* _Task instructions_
Lift out each line of the data that holds "脚手架两端".

Saved entries
————————

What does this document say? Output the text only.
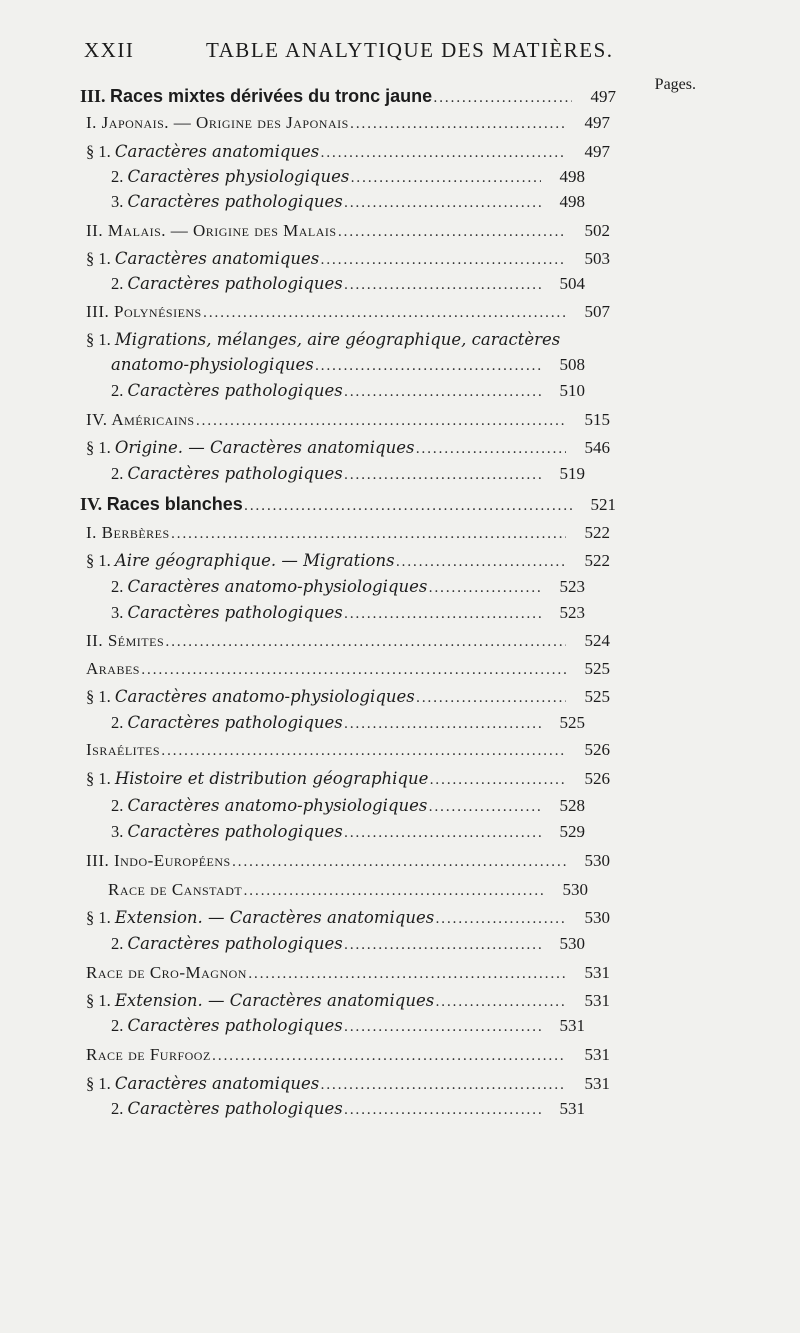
XXII	TABLE ANALYTIQUE DES MATIÈRES.
Pages.
III. Races mixtes dérivées du tronc jaune . . .	497
I. Japonais. — Origine des Japonais . . .	497
§ 1. Caractères anatomiques . . .	497
2. Caractères physiologiques . . .	498
3. Caractères pathologiques . . .	498
II. Malais. — Origine des Malais . . .	502
§ 1. Caractères anatomiques . . .	503
2. Caractères pathologiques . . .	504
III. Polynésiens . . .	507
§ 1. Migrations, mélanges, aire géographique, caractères
anatomo-physiologiques . . .	508
2. Caractères pathologiques . . .	510
IV. Américains . . .	515
§ 1. Origine. — Caractères anatomiques . . .	546
2. Caractères pathologiques . . .	519
IV. Races blanches . . .	521
I. Berbères . . .	522
§ 1. Aire géographique. — Migrations . . .	522
2. Caractères anatomo-physiologiques . . .	523
3. Caractères pathologiques . . .	523
II. Sémites . . .	524
Arabes . . .	525
§ 1. Caractères anatomo-physiologiques . . .	525
2. Caractères pathologiques . . .	525
Israélites . . .	526
§ 1. Histoire et distribution géographique . . .	526
2. Caractères anatomo-physiologiques . . .	528
3. Caractères pathologiques . . .	529
III. Indo-Européens . . .	530
Race de Canstadt . . .	530
§ 1. Extension. — Caractères anatomiques . . .	530
2. Caractères pathologiques . . .	530
Race de Cro-Magnon . . .	531
§ 1. Extension. — Caractères anatomiques . . .	531
2. Caractères pathologiques . . .	531
Race de Furfooz . . .	531
§ 1. Caractères anatomiques . . .	531
2. Caractères pathologiques . . .	531
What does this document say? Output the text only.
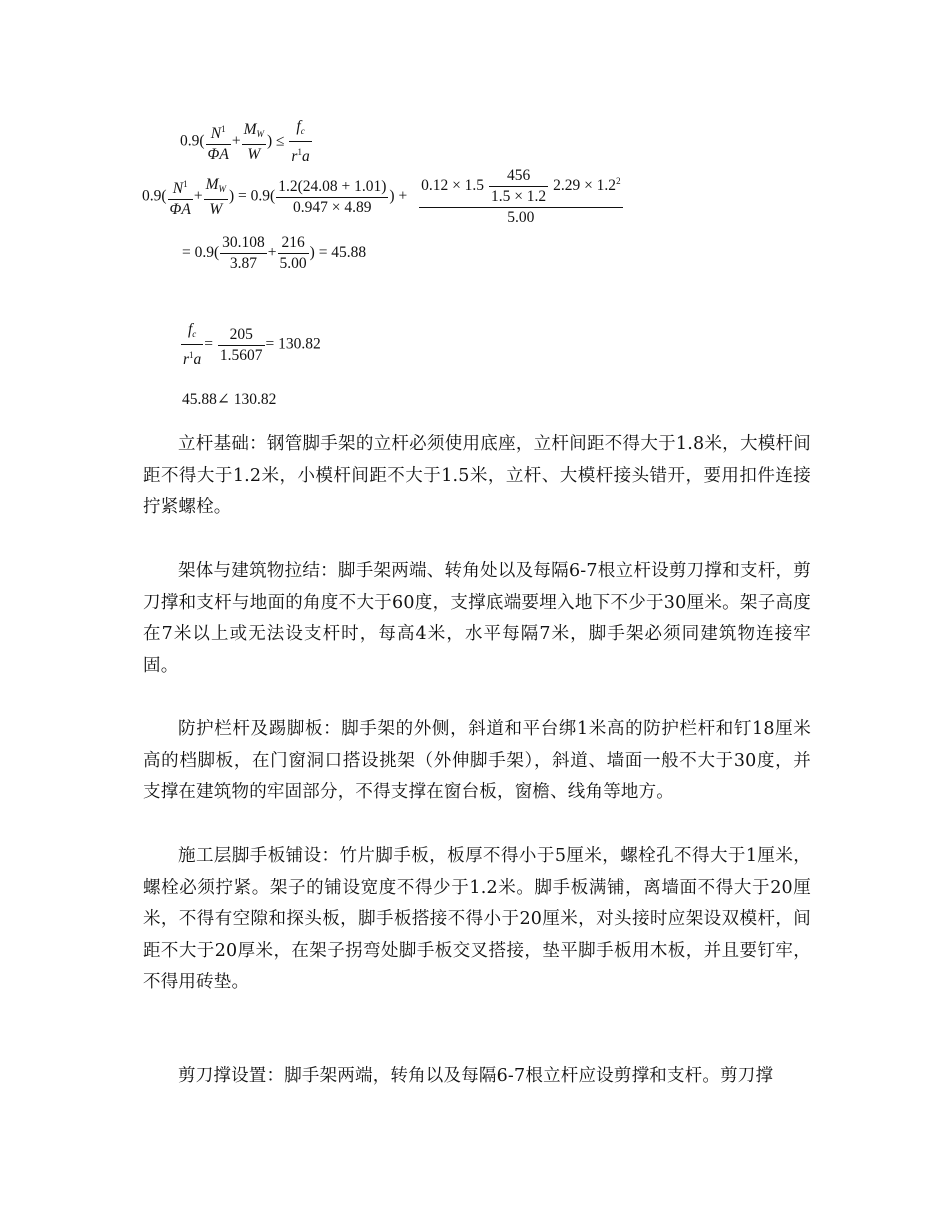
$0.9( \frac{N^1}{\Phi A} + \frac{M_W}{W}$ ) ≤ $\frac{f_c}{r^1a}$
$0.9( \frac{N^1}{\Phi A} + \frac{M_W}{W}$ ) = $0.9( \frac{1.2(24.08 + 1.01)}{0.947 \times 4.89}$ ) + $\frac{0.12 \times 1.5 \frac{456}{1.5 \times 1.2} 2.29 \times 1.2^2}{5.00}$
= $0.9( \frac{30.108}{3.87} + \frac{216}{5.00}$ ) = 45.88
$\frac{f_c}{r^1a} = \frac{205}{1.5607} = 130.82$
45.88∠ 130.82

立杆基础：钢管脚手架的立杆必须使用底座，立杆间距不得大于1.8米，大模杆间距不得大于1.2米，小模杆间距不大于1.5米，立杆、大模杆接头错开，要用扣件连接拧紧螺栓。

架体与建筑物拉结：脚手架两端、转角处以及每隔6-7根立杆设剪刀撑和支杆，剪刀撑和支杆与地面的角度不大于60度，支撑底端要埋入地下不少于30厘米。架子高度在7米以上或无法设支杆时，每高4米，水平每隔7米，脚手架必须同建筑物连接牢固。

防护栏杆及踢脚板：脚手架的外侧，斜道和平台绑1米高的防护栏杆和钉18厘米高的档脚板，在门窗洞口搭设挑架（外伸脚手架），斜道、墙面一般不大于30度，并支撑在建筑物的牢固部分，不得支撑在窗台板，窗檐、线角等地方。

施工层脚手板铺设：竹片脚手板，板厚不得小于5厘米，螺栓孔不得大于1厘米，螺栓必须拧紧。架子的铺设宽度不得少于1.2米。脚手板满铺，离墙面不得大于20厘米，不得有空隙和探头板，脚手板搭接不得小于20厘米，对头接时应架设双模杆，间距不大于20厚米，在架子拐弯处脚手板交叉搭接，垫平脚手板用木板，并且要钉牢，不得用砖垫。

剪刀撑设置：脚手架两端，转角以及每隔6-7根立杆应设剪撑和支杆。剪刀撑
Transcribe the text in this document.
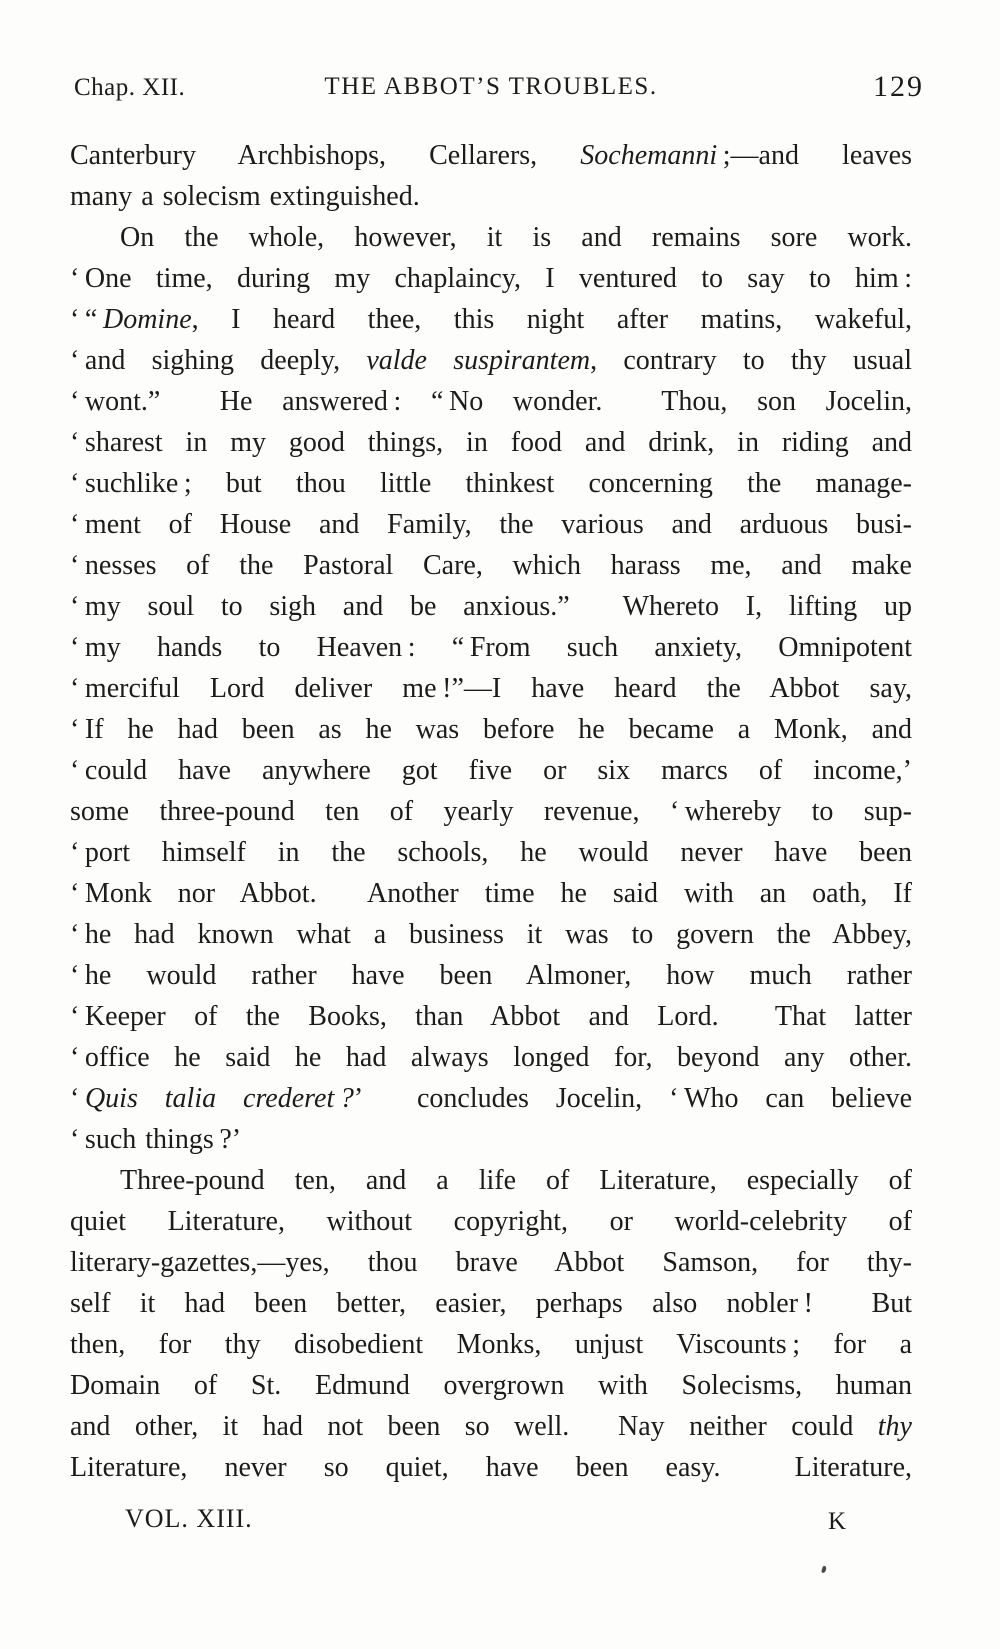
Chap. XII.	THE ABBOT’S TROUBLES.	129
Canterbury Archbishops, Cellarers, Sochemanni ;—and leaves
many a solecism extinguished.
On the whole, however, it is and remains sore work.
‘ One time, during my chaplaincy, I ventured to say to him :
‘ “ Domine, I heard thee, this night after matins, wakeful,
‘ and sighing deeply, valde suspirantem, contrary to thy usual
‘ wont.”  He answered : “ No wonder.  Thou, son Jocelin,
‘ sharest in my good things, in food and drink, in riding and
‘ suchlike ; but thou little thinkest concerning the manage-
‘ ment of House and Family, the various and arduous busi-
‘ nesses of the Pastoral Care, which harass me, and make
‘ my soul to sigh and be anxious.”  Whereto I, lifting up
‘ my hands to Heaven : “ From such anxiety, Omnipotent
‘ merciful Lord deliver me !”—I have heard the Abbot say,
‘ If he had been as he was before he became a Monk, and
‘ could have anywhere got five or six marcs of income,’
some three-pound ten of yearly revenue, ‘ whereby to sup-
‘ port himself in the schools, he would never have been
‘ Monk nor Abbot.  Another time he said with an oath, If
‘ he had known what a business it was to govern the Abbey,
‘ he would rather have been Almoner, how much rather
‘ Keeper of the Books, than Abbot and Lord.  That latter
‘ office he said he had always longed for, beyond any other.
‘ Quis talia crederet ?’  concludes Jocelin, ‘ Who can believe
‘ such things ?’
Three-pound ten, and a life of Literature, especially of
quiet Literature, without copyright, or world-celebrity of
literary-gazettes,—yes, thou brave Abbot Samson, for thy-
self it had been better, easier, perhaps also nobler !  But
then, for thy disobedient Monks, unjust Viscounts ; for a
Domain of St. Edmund overgrown with Solecisms, human
and other, it had not been so well.  Nay neither could thy
Literature, never so quiet, have been easy.  Literature,
VOL. XIII.	K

————————

* _Response to this exercise_
架体与建筑物拉结：脚手架两端、转角处以及每隔6-7根立杆设剪刀撑和支杆，剪刀撑和支杆与地面的角度不大于60度，支撑底端要埋入地下不少于30厘米。架子高度在7米以上或无法设支杆时，每高4米，水平每隔7米，脚手架必须同建筑物连接牢固。
剪刀撑设置：脚手架两端，转角以及每隔6-7根立杆应设剪撑和支杆。剪刀撑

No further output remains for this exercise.